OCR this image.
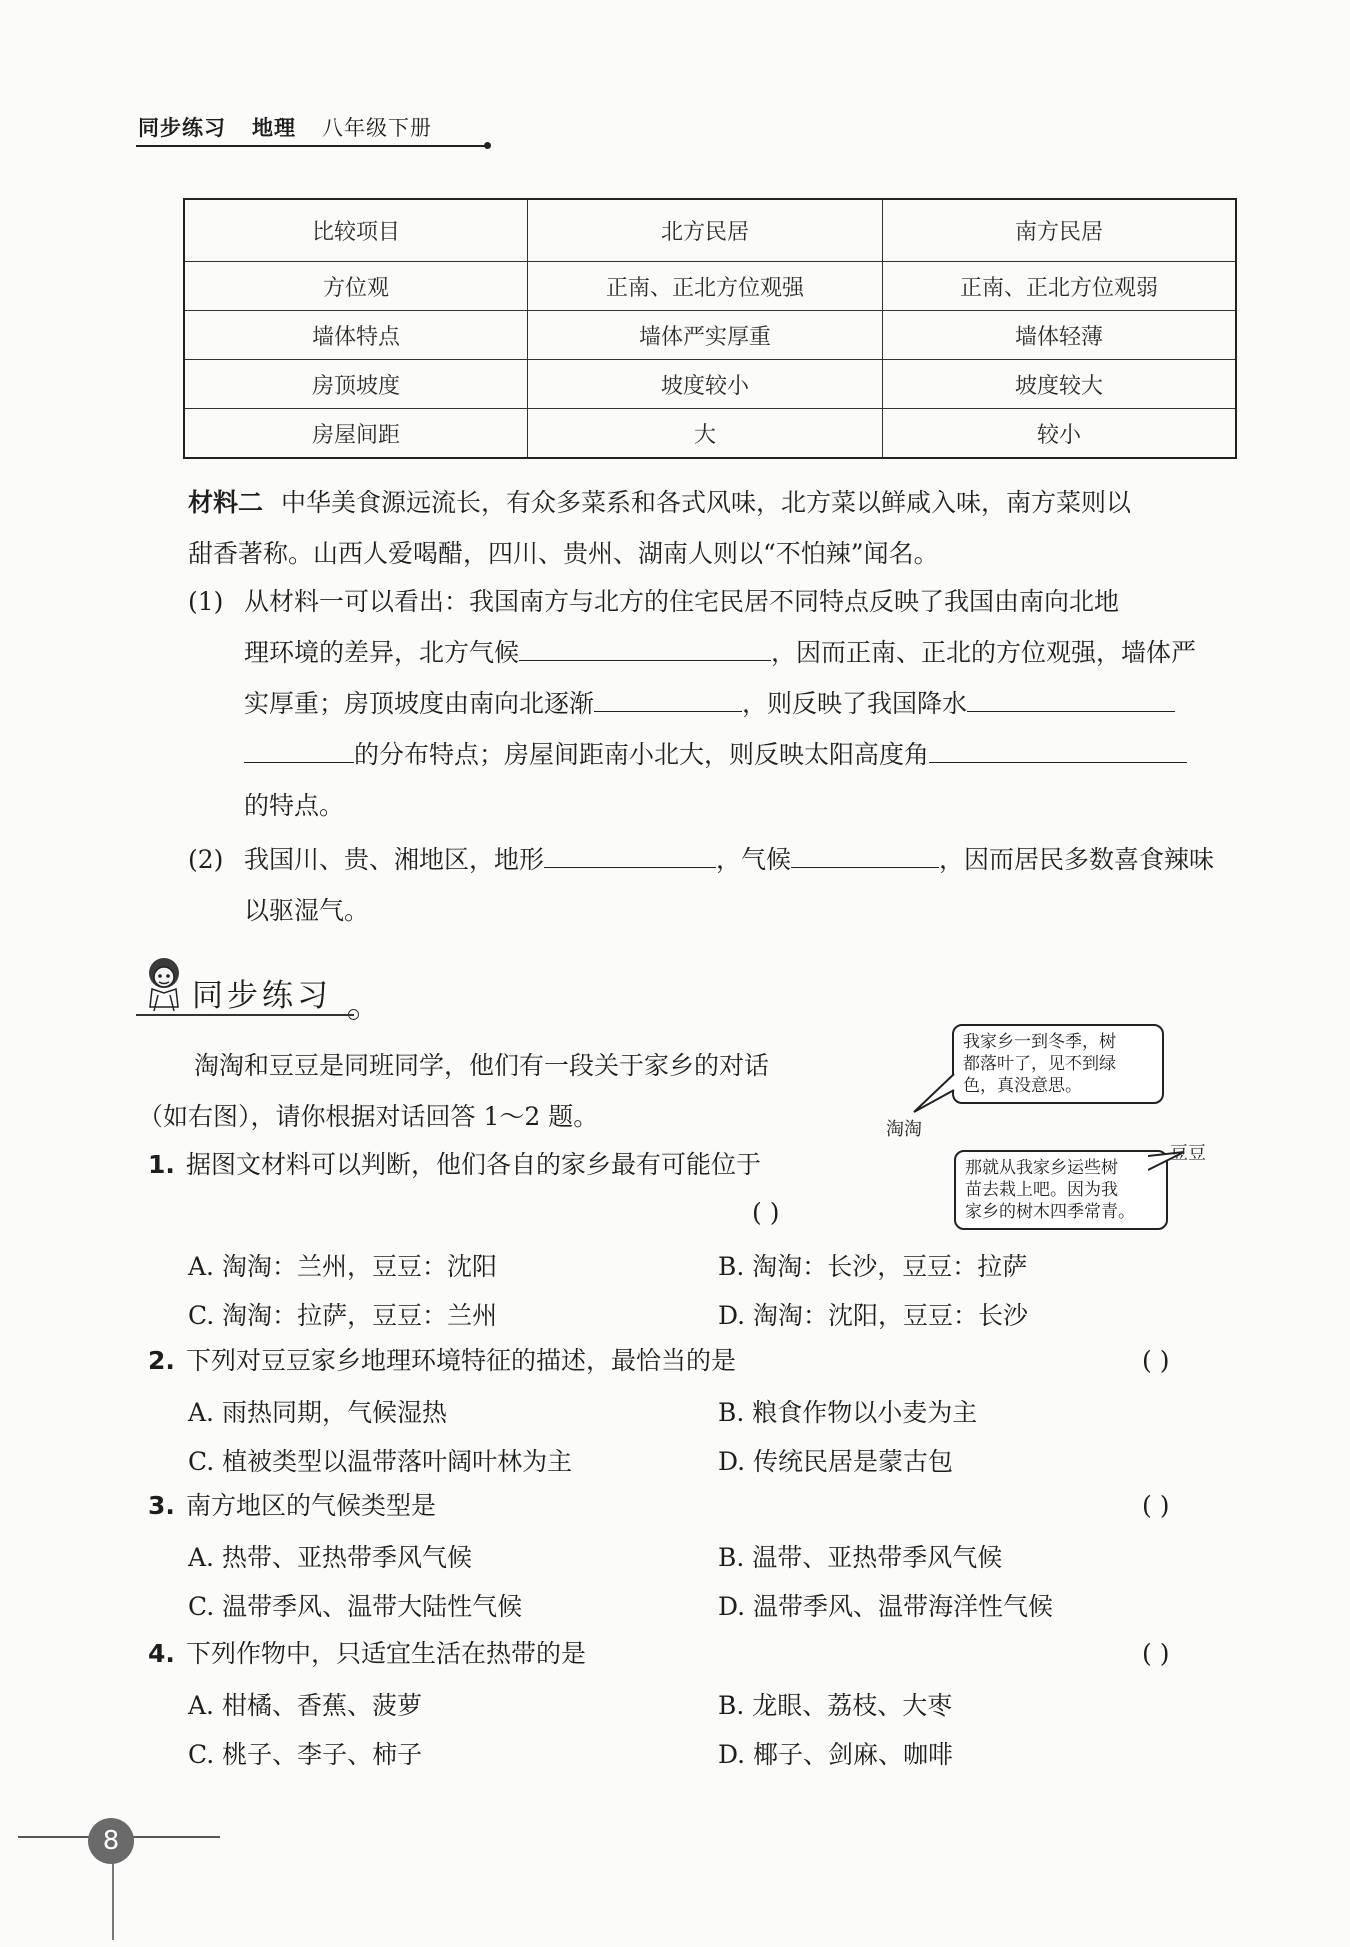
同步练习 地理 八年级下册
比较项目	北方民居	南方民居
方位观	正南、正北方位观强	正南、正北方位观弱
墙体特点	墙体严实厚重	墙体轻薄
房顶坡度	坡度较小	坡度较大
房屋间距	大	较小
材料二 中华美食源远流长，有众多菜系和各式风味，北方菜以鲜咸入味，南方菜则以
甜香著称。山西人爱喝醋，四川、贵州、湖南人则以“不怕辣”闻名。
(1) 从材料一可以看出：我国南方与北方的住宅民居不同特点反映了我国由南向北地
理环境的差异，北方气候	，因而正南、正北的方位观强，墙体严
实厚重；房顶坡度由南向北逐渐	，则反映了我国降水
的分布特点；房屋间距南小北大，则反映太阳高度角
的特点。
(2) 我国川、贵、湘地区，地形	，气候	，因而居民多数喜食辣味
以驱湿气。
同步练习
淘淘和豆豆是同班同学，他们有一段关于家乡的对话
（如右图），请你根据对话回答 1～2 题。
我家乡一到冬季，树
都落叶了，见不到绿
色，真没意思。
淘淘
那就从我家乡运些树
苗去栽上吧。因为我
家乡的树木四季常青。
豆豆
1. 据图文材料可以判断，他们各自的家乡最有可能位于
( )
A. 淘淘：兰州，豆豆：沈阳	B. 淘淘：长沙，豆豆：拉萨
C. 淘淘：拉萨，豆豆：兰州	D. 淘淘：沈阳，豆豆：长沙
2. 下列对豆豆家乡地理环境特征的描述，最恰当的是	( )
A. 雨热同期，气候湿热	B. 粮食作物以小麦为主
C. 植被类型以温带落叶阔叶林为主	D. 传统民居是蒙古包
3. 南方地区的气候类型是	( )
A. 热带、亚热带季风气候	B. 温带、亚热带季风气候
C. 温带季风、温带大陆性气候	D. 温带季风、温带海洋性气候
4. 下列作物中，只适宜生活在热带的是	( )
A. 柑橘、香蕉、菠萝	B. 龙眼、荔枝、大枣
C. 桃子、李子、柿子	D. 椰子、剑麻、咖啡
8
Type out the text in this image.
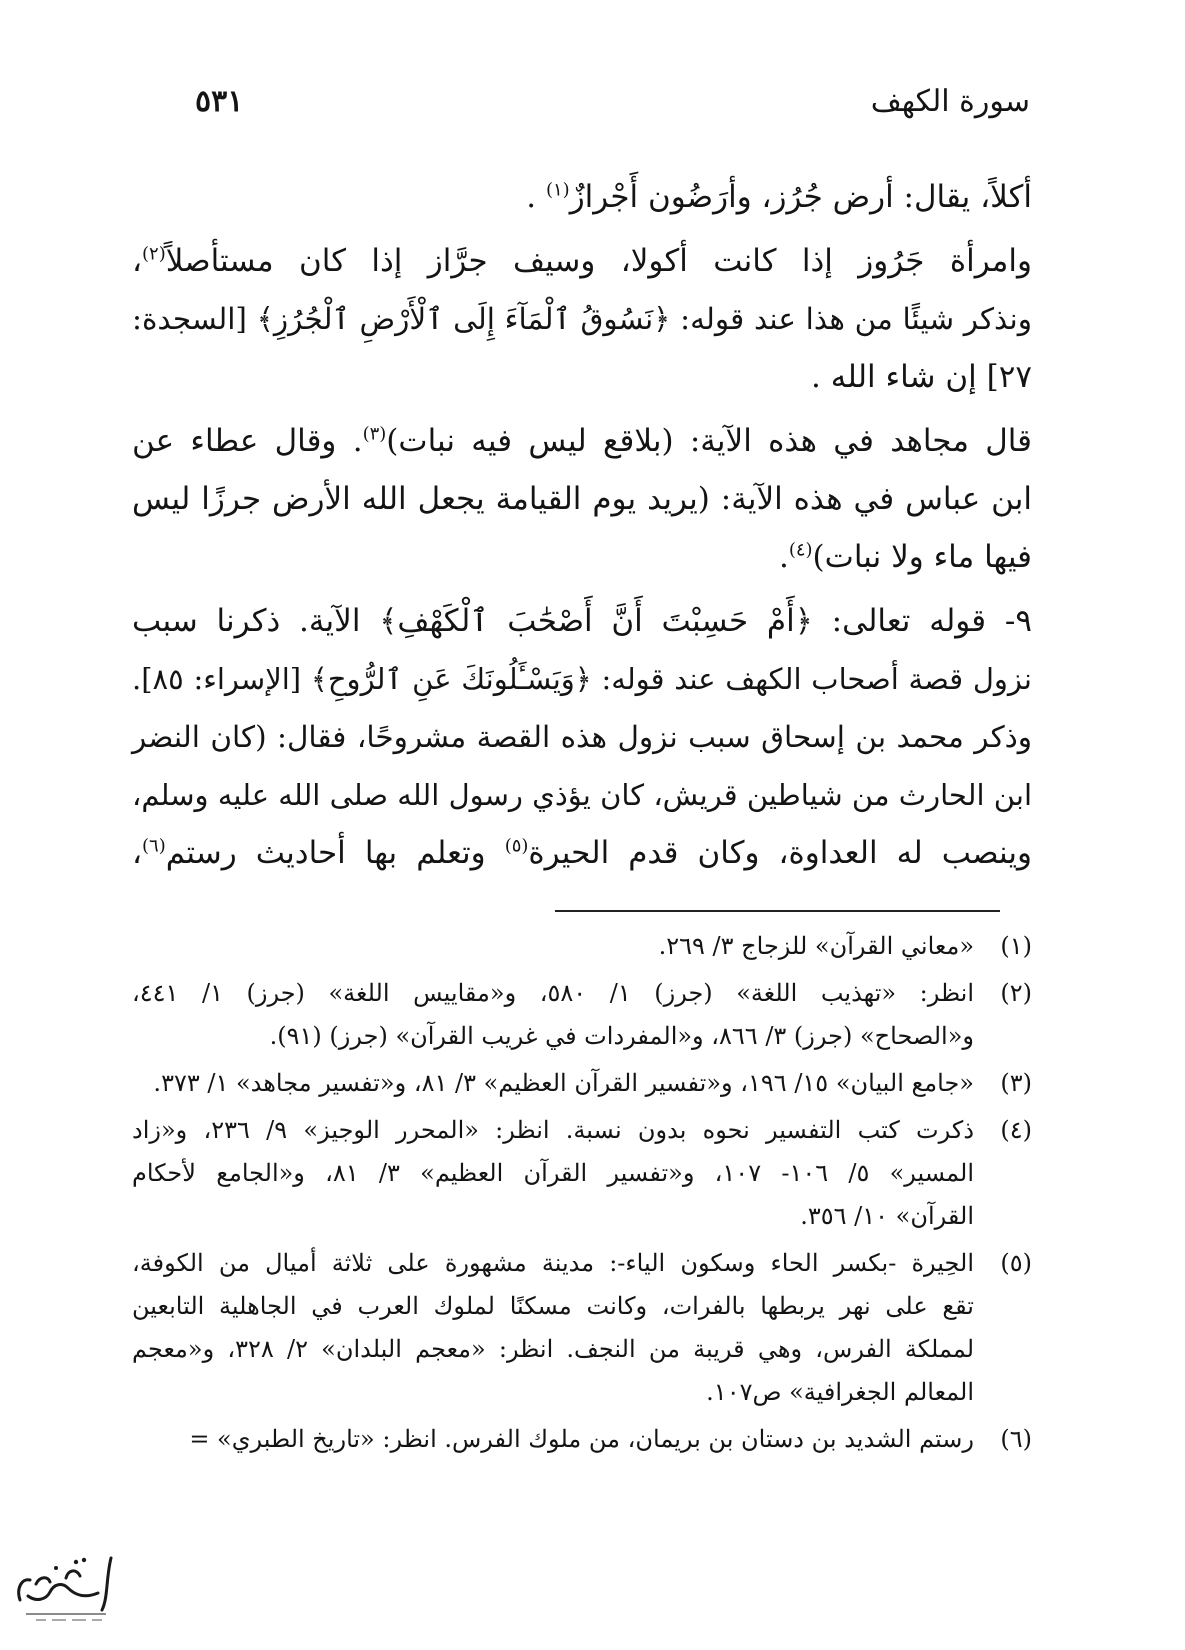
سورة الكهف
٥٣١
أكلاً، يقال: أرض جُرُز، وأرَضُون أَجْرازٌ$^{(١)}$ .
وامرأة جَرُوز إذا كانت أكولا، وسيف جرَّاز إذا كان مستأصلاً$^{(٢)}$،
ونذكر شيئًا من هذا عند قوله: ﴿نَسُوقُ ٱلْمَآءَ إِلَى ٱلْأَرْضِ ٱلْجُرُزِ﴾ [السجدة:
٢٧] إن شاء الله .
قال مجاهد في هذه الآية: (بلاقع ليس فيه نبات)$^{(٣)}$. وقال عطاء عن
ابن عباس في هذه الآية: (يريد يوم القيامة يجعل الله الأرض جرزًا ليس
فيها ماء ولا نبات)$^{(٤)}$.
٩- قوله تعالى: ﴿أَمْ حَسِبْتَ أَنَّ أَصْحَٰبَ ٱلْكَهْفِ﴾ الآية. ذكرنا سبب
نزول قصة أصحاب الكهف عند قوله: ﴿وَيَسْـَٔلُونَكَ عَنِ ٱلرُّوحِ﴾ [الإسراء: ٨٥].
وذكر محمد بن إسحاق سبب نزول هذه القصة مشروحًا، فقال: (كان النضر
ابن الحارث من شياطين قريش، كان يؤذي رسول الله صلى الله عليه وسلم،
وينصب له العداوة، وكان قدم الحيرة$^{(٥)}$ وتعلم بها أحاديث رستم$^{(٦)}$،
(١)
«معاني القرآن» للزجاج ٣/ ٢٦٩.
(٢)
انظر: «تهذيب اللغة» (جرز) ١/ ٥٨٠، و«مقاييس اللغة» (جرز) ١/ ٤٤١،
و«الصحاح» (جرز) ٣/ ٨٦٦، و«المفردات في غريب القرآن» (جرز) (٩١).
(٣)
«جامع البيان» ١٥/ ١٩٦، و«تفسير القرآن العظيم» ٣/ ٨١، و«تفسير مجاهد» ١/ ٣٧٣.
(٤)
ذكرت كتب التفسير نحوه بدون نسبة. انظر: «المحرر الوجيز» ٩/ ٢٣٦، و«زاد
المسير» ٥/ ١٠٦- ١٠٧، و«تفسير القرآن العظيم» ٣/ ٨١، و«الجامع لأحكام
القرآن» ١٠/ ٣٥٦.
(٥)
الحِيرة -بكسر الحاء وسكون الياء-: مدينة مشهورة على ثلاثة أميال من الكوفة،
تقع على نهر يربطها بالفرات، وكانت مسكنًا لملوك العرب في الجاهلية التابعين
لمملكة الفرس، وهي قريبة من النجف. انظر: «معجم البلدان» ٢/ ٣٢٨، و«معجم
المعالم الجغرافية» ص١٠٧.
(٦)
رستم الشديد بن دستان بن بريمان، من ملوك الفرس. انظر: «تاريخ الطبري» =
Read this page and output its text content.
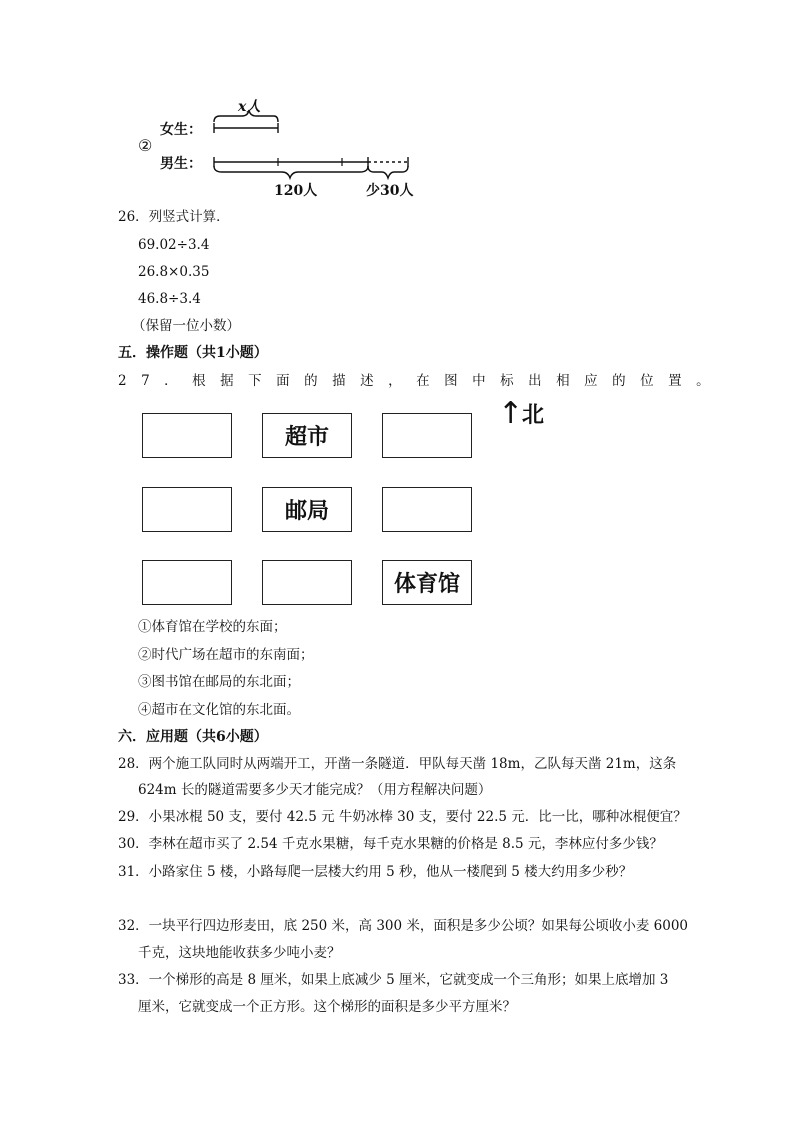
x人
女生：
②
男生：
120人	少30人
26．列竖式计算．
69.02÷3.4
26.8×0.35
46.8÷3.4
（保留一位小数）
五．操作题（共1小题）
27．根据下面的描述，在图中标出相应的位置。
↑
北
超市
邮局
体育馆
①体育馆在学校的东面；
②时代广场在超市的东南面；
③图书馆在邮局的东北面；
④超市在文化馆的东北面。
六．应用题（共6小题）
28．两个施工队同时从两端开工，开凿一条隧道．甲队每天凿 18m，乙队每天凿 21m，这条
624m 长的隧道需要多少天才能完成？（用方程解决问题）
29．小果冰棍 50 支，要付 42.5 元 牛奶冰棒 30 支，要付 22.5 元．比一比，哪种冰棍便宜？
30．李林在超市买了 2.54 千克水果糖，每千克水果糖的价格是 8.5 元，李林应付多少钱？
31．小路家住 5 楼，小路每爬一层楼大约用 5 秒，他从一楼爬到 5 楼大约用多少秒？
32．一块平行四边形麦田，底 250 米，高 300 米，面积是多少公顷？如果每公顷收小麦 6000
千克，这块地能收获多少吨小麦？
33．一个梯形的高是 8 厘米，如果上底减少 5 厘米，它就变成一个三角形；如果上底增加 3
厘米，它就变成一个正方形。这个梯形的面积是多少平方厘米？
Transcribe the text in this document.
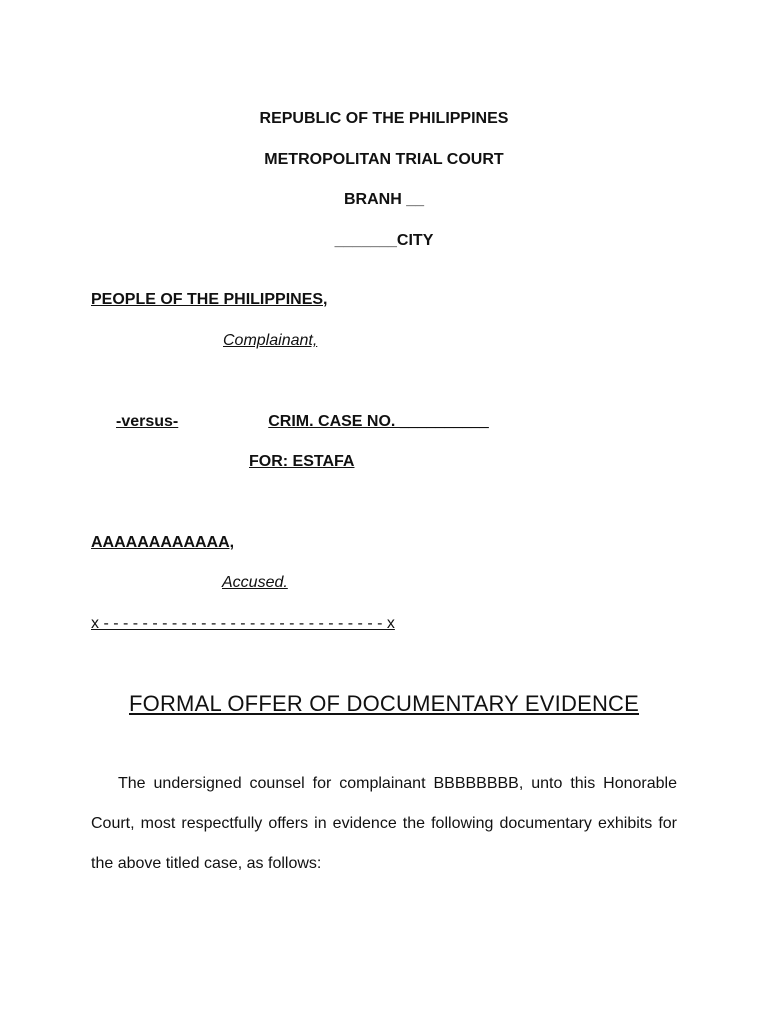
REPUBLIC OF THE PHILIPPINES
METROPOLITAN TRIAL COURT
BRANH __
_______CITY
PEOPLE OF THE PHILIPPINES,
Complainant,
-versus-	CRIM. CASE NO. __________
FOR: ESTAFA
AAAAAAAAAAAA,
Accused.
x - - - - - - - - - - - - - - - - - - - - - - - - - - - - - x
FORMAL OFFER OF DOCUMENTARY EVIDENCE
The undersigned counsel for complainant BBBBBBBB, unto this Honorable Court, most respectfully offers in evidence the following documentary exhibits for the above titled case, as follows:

------------------------

Challenge: List every line above that contains the word "انظر".

Right answer:
انظر: «تهذيب اللغة» (جرز) ١/ ٥٨٠، و«مقاييس اللغة» (جرز) ١/ ٤٤١،
ذكرت كتب التفسير نحوه بدون نسبة. انظر: «المحرر الوجيز» ٩/ ٢٣٦، و«زاد
لمملكة الفرس، وهي قريبة من النجف. انظر: «معجم البلدان» ٢/ ٣٢٨، و«معجم
رستم الشديد بن دستان بن بريمان، من ملوك الفرس. انظر: «تاريخ الطبري» =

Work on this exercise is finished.